* **Objective 1**: Print the passage of the bunker forum thread starting at "## Isa (Aug" and ending at "way to 107.", copying it word for word.

## Begin Excerpted text

No problem Dean. Pick away. The whole property is on a very gentle downhill slope and drains very well. This one is pretty much toward the top and the big one, if I build it, will be at the very top.

One more time, just bring yourself on over anytime you like and have a look. You must pass right by me twice a day. Good lord man, what's it gonna take?


----------



## Isa (Aug 30, 2010)

Nice job Tom! It looks very very nice


----------



## Tom (Sep 28, 2010)

Check out these numbers!!! This is the reason I built this! The top number is the temp at the probe which is underground, in the bunker. Then second number is the humidity at the probe. It sits right next to Daisy. The next two side by side numbers are the high and low over the last 24 hour period. The lower two numbers are the temp and humidity where the unit is sitting. In this case, above ground, in the shade, at 5:30pm yesterday. For some reason this gauge never goes below 16% humidity although I know its lower than that according to all my other gauges. The temp was 110-115 all day, but by 5:30pm it had dropped all the way to 107.


----------



## DeanS (Sep 28, 2010)

Damn Tom! Those numbers are so perfect...it's unreal! Good job!


----------



## Jermosh (Oct 13, 2010)

I like that setup, termites would have a buffet though. 

Maybe bricks and composite timber. Do you have a caliche layer over there as well? I will have to rent a jack hammer for anything lower then 1-2' in my yard.


----------



## Tracy Gould (Oct 13, 2010)

Great bunker Tom.


----------



## Tom (Oct 13, 2010)

Jermosh said:


> I like that setup, termites would have a buffet though.

## End Excerpted text

* **Objective 2**: Output the lines of the first listing starting at the line that contains "y-tick-label: 70 [1037,559,1046,566]" and ending at the line that contains "candlestick [573,60,579,133]", both included, reproducing each one without change.

## Begin Data to use

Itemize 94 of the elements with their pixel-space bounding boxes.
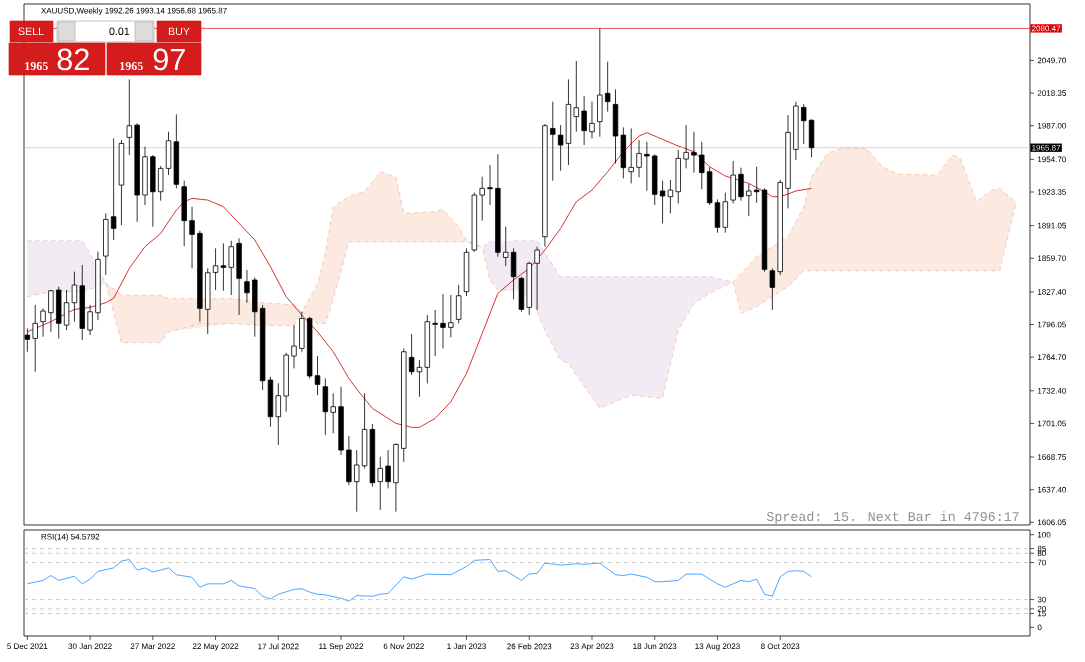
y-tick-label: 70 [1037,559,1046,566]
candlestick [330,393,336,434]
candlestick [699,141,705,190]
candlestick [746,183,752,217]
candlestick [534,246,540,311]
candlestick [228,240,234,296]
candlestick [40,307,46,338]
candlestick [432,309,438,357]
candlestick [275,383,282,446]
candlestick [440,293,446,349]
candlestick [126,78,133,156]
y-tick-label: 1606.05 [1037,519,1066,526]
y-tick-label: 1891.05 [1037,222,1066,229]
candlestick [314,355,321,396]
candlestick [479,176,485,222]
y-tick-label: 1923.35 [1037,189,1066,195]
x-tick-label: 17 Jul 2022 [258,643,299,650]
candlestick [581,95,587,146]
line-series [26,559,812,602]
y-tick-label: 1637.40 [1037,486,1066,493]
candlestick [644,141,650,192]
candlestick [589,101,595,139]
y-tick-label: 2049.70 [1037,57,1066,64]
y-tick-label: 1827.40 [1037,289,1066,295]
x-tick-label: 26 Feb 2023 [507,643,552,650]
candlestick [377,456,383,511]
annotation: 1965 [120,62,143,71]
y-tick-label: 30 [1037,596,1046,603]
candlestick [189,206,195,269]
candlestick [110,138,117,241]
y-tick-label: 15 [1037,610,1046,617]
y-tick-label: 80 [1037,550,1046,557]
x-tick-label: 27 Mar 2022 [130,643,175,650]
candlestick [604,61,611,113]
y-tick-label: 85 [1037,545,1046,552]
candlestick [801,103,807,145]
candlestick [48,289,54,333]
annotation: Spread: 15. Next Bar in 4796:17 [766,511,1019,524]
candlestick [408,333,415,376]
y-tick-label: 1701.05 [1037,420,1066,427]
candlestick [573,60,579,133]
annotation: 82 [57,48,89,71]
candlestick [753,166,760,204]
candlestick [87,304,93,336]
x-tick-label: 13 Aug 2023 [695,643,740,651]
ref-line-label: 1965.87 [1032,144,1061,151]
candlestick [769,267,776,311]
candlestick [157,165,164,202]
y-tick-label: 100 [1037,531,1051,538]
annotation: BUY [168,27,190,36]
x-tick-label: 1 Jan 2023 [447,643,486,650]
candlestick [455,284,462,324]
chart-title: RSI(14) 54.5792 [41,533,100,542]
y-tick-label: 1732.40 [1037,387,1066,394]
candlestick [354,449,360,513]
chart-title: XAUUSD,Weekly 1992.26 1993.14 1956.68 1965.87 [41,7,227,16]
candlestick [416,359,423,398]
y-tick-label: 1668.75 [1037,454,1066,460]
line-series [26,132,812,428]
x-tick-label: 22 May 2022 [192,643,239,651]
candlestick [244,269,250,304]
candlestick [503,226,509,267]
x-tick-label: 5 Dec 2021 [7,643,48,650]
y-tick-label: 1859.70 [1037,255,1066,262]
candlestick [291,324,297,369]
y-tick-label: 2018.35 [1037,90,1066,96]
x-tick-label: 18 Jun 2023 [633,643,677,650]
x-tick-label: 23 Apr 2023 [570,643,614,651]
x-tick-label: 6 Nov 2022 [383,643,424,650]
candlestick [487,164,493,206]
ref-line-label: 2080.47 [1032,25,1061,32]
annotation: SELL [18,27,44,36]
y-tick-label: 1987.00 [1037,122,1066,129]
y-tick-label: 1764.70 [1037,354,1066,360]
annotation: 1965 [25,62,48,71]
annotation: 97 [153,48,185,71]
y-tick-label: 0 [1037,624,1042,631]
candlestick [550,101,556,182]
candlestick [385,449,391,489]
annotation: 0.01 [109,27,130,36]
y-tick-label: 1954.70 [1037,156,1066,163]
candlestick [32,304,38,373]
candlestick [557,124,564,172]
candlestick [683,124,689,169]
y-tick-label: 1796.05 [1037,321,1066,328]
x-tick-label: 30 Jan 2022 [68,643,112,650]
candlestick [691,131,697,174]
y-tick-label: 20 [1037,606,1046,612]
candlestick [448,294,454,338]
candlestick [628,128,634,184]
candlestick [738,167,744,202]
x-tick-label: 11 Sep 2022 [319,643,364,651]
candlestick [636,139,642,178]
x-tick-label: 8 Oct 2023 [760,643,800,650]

## End Data to use
## Begin Data to use

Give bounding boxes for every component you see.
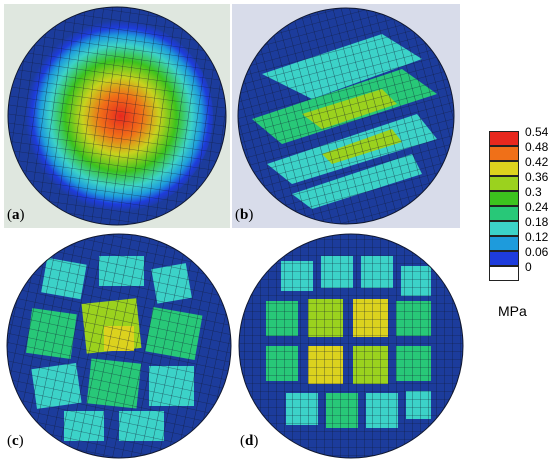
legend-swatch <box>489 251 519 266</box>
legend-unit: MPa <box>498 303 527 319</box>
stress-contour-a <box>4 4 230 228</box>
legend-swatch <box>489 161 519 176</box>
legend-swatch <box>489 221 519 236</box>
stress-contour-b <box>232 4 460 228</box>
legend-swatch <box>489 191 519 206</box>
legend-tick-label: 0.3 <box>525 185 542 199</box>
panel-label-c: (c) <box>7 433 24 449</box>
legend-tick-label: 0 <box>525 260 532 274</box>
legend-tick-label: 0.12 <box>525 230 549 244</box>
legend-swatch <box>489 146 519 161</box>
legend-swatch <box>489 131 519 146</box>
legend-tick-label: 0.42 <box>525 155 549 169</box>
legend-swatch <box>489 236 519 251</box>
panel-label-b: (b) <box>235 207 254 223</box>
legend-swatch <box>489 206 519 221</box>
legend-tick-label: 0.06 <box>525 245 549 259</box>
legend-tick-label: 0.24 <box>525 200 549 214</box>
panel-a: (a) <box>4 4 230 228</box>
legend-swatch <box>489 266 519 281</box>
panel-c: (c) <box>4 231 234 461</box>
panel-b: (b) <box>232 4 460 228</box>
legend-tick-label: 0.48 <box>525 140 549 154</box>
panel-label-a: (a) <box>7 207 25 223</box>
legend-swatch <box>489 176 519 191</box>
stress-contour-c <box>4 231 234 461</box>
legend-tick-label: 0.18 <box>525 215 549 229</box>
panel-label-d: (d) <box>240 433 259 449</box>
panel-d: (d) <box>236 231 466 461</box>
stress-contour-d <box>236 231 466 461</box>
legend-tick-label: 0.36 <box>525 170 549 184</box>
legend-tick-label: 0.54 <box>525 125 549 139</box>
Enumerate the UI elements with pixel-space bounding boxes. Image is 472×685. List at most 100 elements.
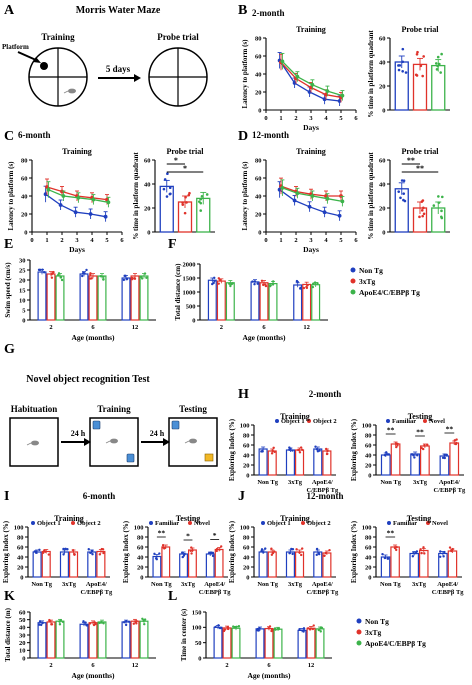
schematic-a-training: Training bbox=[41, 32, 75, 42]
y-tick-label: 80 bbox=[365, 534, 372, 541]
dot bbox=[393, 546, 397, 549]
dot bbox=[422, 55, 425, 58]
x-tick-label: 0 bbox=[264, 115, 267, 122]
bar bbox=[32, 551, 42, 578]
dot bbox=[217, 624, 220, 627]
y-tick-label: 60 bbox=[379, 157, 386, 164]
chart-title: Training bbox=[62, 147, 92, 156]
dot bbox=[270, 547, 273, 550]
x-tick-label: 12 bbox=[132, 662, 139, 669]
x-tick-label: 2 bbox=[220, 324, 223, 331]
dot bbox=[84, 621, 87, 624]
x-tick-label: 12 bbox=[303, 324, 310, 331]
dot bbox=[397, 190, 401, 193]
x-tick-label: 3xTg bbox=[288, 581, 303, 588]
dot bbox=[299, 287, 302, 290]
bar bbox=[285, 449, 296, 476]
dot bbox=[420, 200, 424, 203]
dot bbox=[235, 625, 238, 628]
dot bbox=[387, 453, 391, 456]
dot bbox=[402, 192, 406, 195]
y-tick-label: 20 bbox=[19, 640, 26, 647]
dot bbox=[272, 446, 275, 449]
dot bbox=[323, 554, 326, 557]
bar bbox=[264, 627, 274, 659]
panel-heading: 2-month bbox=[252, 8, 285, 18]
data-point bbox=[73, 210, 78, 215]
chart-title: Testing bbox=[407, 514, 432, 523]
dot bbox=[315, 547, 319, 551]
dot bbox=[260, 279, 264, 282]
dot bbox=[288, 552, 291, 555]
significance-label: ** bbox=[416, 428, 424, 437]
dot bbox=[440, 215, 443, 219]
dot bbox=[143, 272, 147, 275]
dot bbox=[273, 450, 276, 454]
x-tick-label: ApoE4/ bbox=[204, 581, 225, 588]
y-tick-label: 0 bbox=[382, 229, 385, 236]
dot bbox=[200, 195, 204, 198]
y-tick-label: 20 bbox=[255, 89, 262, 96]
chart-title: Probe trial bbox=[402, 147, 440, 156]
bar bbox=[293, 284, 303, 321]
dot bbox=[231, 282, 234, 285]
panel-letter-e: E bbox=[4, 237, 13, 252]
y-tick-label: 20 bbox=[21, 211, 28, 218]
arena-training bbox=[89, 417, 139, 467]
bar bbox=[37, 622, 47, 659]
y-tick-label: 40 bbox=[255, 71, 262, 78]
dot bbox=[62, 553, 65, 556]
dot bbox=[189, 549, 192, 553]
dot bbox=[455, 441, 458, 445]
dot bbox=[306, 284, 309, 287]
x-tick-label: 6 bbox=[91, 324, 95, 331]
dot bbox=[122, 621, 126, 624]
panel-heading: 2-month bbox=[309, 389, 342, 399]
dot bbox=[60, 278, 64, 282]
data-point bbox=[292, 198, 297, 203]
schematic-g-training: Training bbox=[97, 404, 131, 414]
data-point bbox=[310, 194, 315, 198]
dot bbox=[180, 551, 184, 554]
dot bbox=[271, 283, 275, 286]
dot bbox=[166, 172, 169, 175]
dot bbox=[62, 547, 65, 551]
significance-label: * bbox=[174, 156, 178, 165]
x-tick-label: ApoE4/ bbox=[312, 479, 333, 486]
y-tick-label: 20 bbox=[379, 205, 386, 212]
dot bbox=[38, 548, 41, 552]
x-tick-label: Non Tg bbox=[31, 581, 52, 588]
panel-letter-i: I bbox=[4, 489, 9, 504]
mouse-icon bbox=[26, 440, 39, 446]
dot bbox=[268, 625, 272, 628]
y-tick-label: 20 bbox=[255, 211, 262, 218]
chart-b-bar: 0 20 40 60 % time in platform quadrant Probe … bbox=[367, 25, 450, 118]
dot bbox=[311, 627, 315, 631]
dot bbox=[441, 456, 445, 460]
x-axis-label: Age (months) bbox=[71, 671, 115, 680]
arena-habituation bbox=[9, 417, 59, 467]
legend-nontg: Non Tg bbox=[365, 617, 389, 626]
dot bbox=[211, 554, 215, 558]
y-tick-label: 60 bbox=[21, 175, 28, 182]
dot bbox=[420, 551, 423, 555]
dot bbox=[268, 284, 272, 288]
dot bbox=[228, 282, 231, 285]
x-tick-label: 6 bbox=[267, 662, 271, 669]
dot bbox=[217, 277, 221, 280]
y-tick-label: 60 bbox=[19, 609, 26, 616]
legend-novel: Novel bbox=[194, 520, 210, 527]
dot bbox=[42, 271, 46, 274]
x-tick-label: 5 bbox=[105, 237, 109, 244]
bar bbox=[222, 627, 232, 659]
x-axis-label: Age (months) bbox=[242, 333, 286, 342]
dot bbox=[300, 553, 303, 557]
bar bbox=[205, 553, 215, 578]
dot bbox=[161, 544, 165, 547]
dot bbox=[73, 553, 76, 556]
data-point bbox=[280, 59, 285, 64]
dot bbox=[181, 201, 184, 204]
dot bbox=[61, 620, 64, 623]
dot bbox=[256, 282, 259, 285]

## End Data to use

* **Reply 1**:
## Isa (Aug 30, 2010)

Nice job Tom! It looks very very nice


----------



## Tom (Sep 28, 2010)

Check out these numbers!!! This is the reason I built this! The top number is the temp at the probe which is underground, in the bunker. Then second number is the humidity at the probe. It sits right next to Daisy. The next two side by side numbers are the high and low over the last 24 hour period. The lower two numbers are the temp and humidity where the unit is sitting. In this case, above ground, in the shade, at 5:30pm yesterday. For some reason this gauge never goes below 16% humidity although I know its lower than that according to all my other gauges. The temp was 110-115 all day, but by 5:30pm it had dropped all the way to 107.

* **Reply 2**:
y-tick-label: 70 [1037,559,1046,566]
candlestick [330,393,336,434]
candlestick [699,141,705,190]
candlestick [746,183,752,217]
candlestick [534,246,540,311]
candlestick [228,240,234,296]
candlestick [40,307,46,338]
candlestick [432,309,438,357]
candlestick [275,383,282,446]
candlestick [440,293,446,349]
candlestick [126,78,133,156]
y-tick-label: 1606.05 [1037,519,1066,526]
y-tick-label: 1891.05 [1037,222,1066,229]
candlestick [314,355,321,396]
candlestick [479,176,485,222]
y-tick-label: 1923.35 [1037,189,1066,195]
x-tick-label: 17 Jul 2022 [258,643,299,650]
candlestick [581,95,587,146]
line-series [26,559,812,602]
y-tick-label: 1637.40 [1037,486,1066,493]
candlestick [644,141,650,192]
candlestick [589,101,595,139]
y-tick-label: 2049.70 [1037,57,1066,64]
y-tick-label: 1827.40 [1037,289,1066,295]
x-tick-label: 26 Feb 2023 [507,643,552,650]
candlestick [377,456,383,511]
annotation: 1965 [120,62,143,71]
y-tick-label: 30 [1037,596,1046,603]
candlestick [189,206,195,269]
candlestick [110,138,117,241]
y-tick-label: 15 [1037,610,1046,617]
y-tick-label: 80 [1037,550,1046,557]
x-tick-label: 27 Mar 2022 [130,643,175,650]
candlestick [604,61,611,113]
y-tick-label: 85 [1037,545,1046,552]
candlestick [801,103,807,145]
candlestick [48,289,54,333]
annotation: Spread: 15. Next Bar in 4796:17 [766,511,1019,524]
candlestick [408,333,415,376]
y-tick-label: 1701.05 [1037,420,1066,427]
candlestick [573,60,579,133]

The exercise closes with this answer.